Work to be completed
Select all lines with the string "pcieRootPort" in them, and copy those lines.

+---+

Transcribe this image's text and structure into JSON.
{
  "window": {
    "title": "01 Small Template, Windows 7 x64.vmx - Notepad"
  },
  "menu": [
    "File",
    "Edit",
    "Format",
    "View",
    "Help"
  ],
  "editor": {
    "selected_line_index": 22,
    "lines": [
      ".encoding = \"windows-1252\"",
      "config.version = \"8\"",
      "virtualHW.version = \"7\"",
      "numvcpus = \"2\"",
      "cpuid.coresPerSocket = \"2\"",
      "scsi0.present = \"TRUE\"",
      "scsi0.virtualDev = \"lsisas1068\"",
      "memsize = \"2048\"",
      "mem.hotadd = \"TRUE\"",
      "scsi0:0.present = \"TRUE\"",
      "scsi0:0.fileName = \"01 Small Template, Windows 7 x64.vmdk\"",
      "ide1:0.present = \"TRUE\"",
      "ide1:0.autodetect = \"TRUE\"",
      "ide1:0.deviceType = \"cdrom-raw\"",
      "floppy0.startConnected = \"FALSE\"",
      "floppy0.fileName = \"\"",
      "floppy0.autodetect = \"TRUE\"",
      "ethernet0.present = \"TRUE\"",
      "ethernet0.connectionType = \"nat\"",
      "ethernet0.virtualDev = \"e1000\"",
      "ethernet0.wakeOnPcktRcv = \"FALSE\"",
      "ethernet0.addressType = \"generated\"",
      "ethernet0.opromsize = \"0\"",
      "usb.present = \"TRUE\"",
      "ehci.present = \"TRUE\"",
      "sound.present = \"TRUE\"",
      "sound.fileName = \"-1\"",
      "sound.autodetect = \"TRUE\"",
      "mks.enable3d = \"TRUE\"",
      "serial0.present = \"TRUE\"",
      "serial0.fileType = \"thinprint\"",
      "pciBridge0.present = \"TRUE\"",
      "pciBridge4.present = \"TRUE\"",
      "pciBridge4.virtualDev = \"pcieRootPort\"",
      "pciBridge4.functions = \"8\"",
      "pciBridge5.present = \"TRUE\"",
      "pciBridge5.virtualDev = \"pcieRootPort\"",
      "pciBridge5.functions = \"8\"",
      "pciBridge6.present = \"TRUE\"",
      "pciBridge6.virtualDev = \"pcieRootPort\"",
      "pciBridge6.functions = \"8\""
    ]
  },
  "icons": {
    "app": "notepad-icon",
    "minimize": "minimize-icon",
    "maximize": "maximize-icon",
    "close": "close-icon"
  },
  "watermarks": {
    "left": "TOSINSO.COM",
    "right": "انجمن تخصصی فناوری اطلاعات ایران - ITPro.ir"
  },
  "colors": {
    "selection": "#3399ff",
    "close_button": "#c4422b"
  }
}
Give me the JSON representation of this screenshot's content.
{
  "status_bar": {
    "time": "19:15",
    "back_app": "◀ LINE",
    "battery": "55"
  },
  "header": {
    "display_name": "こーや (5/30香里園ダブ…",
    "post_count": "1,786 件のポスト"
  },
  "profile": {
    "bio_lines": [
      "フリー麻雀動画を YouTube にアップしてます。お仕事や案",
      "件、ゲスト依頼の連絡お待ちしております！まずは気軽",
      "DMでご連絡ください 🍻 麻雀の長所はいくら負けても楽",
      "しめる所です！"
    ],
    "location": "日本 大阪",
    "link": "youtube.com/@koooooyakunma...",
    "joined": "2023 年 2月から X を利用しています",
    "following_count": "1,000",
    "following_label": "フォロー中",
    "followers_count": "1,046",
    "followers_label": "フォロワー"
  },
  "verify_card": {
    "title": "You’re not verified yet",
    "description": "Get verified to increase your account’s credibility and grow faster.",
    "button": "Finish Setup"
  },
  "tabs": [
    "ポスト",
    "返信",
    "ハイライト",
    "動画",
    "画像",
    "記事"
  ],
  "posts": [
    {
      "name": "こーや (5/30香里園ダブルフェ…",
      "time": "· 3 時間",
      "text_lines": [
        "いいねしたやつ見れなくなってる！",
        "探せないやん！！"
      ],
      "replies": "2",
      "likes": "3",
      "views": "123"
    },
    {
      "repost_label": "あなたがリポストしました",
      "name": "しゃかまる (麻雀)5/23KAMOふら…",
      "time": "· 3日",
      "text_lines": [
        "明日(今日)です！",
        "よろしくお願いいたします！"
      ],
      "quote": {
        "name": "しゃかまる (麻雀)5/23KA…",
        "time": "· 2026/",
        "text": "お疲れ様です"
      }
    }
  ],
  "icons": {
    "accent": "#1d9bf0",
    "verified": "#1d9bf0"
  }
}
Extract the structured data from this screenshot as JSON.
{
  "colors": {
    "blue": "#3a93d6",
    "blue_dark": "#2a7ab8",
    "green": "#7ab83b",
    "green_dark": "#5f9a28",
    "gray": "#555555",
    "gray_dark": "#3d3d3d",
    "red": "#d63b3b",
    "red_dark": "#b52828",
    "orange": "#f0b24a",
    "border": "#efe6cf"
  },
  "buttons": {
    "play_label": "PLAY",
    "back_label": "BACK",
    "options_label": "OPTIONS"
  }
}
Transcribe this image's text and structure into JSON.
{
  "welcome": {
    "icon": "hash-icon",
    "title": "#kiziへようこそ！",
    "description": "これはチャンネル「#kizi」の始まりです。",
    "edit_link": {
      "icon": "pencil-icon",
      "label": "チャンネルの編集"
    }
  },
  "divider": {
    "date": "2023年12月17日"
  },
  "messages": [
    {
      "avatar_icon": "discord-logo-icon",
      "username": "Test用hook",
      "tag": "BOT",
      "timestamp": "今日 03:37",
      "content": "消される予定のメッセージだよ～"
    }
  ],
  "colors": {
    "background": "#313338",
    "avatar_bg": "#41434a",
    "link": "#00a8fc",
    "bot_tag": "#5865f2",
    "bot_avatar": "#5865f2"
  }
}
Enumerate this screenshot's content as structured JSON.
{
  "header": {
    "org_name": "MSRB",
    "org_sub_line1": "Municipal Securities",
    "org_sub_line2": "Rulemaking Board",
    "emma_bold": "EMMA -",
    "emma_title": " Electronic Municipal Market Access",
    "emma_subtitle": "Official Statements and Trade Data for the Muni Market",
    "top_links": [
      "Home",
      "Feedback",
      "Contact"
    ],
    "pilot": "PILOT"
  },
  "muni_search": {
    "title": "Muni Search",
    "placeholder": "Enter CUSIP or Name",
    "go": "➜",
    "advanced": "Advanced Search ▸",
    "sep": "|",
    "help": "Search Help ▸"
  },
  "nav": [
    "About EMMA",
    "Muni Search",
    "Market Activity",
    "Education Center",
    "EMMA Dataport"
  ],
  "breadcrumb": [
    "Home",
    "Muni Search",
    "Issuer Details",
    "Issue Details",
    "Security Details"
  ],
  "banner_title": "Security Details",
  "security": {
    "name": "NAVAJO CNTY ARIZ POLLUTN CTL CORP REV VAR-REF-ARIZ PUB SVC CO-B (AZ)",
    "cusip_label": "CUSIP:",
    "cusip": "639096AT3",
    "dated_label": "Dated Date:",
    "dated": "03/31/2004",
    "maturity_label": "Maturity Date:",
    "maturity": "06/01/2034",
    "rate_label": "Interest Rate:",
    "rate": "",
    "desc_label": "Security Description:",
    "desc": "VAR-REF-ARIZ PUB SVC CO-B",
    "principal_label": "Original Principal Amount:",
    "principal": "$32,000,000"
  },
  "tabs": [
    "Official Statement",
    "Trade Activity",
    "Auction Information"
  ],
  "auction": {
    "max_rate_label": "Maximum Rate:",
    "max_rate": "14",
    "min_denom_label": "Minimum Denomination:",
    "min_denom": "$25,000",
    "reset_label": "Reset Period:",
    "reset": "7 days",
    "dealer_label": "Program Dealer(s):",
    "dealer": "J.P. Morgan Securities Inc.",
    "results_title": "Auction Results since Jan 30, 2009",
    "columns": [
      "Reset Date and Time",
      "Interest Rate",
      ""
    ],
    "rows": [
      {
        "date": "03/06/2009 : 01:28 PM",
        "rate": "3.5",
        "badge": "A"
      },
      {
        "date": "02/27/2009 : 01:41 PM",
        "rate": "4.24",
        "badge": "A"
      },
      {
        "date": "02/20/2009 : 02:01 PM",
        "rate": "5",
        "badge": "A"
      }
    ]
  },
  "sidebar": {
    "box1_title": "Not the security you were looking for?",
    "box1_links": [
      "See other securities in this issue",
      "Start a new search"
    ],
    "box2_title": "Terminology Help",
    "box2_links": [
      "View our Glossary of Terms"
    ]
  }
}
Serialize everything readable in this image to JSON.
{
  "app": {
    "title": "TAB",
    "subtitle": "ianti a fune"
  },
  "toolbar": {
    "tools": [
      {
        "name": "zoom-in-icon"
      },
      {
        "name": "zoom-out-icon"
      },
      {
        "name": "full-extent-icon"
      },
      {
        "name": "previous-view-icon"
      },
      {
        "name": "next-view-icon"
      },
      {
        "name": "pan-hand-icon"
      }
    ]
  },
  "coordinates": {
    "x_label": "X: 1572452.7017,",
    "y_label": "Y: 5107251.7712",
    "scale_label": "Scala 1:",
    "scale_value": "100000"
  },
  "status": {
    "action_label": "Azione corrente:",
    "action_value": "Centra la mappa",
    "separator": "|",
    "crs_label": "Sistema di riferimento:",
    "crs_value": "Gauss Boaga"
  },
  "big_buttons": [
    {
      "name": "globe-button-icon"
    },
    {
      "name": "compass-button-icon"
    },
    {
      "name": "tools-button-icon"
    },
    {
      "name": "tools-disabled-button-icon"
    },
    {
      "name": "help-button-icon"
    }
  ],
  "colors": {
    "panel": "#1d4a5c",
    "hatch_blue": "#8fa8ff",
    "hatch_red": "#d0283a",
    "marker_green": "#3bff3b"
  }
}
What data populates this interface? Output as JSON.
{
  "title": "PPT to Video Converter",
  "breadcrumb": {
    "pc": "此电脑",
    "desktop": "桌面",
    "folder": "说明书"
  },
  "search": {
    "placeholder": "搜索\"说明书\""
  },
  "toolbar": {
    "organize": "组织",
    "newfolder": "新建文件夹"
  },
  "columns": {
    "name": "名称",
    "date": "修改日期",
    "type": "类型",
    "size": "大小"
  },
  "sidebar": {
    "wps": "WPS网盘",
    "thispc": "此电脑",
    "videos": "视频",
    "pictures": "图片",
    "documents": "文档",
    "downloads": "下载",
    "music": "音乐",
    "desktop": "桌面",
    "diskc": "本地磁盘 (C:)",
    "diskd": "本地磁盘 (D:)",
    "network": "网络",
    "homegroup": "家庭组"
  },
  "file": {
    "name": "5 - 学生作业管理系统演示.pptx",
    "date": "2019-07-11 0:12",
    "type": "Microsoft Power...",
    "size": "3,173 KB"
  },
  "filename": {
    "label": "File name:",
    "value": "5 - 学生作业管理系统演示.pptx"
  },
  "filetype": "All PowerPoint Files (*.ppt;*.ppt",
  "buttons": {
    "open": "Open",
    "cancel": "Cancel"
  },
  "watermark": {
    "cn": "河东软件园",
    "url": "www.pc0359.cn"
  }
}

+---+

Reply to the task
      "pciBridge4.virtualDev = \"pcieRootPort\"",
      "pciBridge5.virtualDev = \"pcieRootPort\"",
      "pciBridge6.virtualDev = \"pcieRootPort\"",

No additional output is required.